* WRITTEN REQUEST
Each line of the listing must be transcribed exactly, except for the images, which should be excluded.

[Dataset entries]
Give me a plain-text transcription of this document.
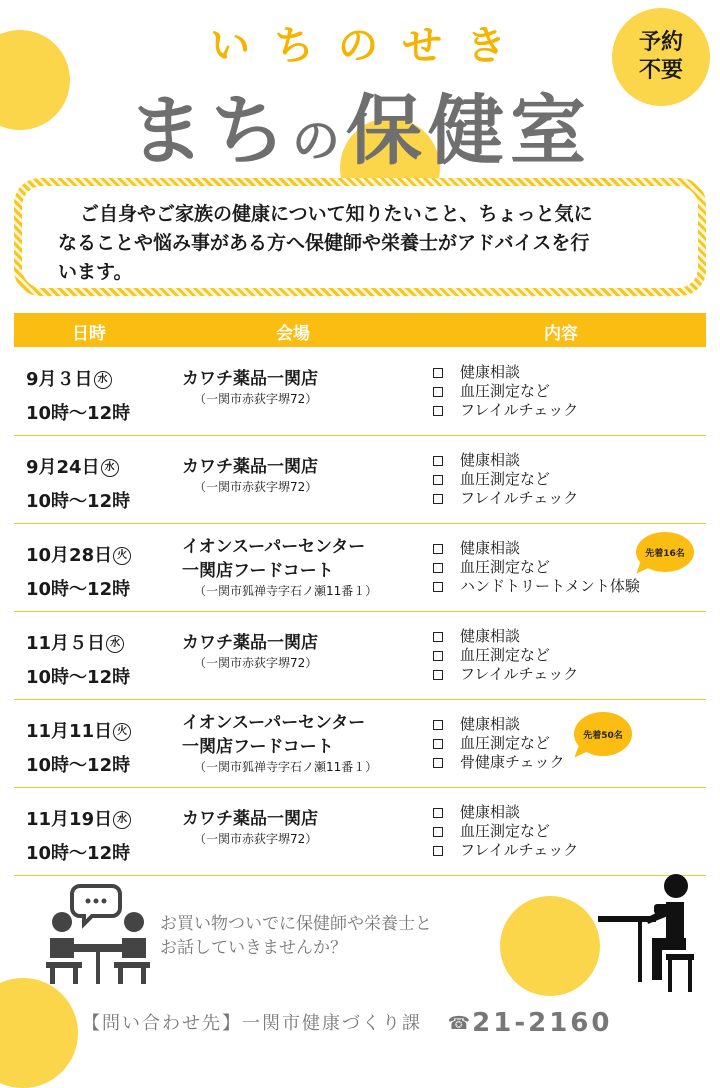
いちのせき
まちの保健室
予約
不要
ご自身やご家族の健康について知りたいこと、ちょっと気に
なることや悩み事がある方へ保健師や栄養士がアドバイスを行
います。
日時	会場	内容
9月３日 水
10時～12時
カワチ薬品一関店
（一関市赤荻字堺72）
健康相談
血圧測定など
フレイルチェック
9月24日 水
10時～12時
カワチ薬品一関店
（一関市赤荻字堺72）
健康相談
血圧測定など
フレイルチェック
10月28日 火
10時～12時
イオンスーパーセンター
一関店フードコート
（一関市狐禅寺字石ノ瀬11番１）
健康相談
血圧測定など
ハンドトリートメント体験
11月５日 水
10時～12時
カワチ薬品一関店
（一関市赤荻字堺72）
健康相談
血圧測定など
フレイルチェック
11月11日 火
10時～12時
イオンスーパーセンター
一関店フードコート
（一関市狐禅寺字石ノ瀬11番１）
健康相談
血圧測定など
骨健康チェック
11月19日 水
10時～12時
カワチ薬品一関店
（一関市赤荻字堺72）
健康相談
血圧測定など
フレイルチェック
お買い物ついでに保健師や栄養士と
お話していきませんか？
【問い合わせ先】一関市健康づくり課 ☎21-2160
先着16名
先着50名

* FINISHED TASK
Give me a plain-text transcription of this document.
いちのせき
まちの保健室
予約
不要
ご自身やご家族の健康について知りたいこと、ちょっと気に
なることや悩み事がある方へ保健師や栄養士がアドバイスを行
います。
日時	会場	内容
9月３日 水
10時～12時
カワチ薬品一関店
（一関市赤荻字堺72）
健康相談
血圧測定など
フレイルチェック
9月24日 水
10時～12時
カワチ薬品一関店
（一関市赤荻字堺72）
健康相談
血圧測定など
フレイルチェック
10月28日 火
10時～12時
イオンスーパーセンター
一関店フードコート
（一関市狐禅寺字石ノ瀬11番１）
健康相談
血圧測定など
ハンドトリートメント体験
11月５日 水
10時～12時
カワチ薬品一関店
（一関市赤荻字堺72）
健康相談
血圧測定など
フレイルチェック
11月11日 火
10時～12時
イオンスーパーセンター
一関店フードコート
（一関市狐禅寺字石ノ瀬11番１）
健康相談
血圧測定など
骨健康チェック
11月19日 水
10時～12時
カワチ薬品一関店
（一関市赤荻字堺72）
健康相談
血圧測定など
フレイルチェック
お買い物ついでに保健師や栄養士と
お話していきませんか？
【問い合わせ先】一関市健康づくり課 ☎21-2160
先着16名
先着50名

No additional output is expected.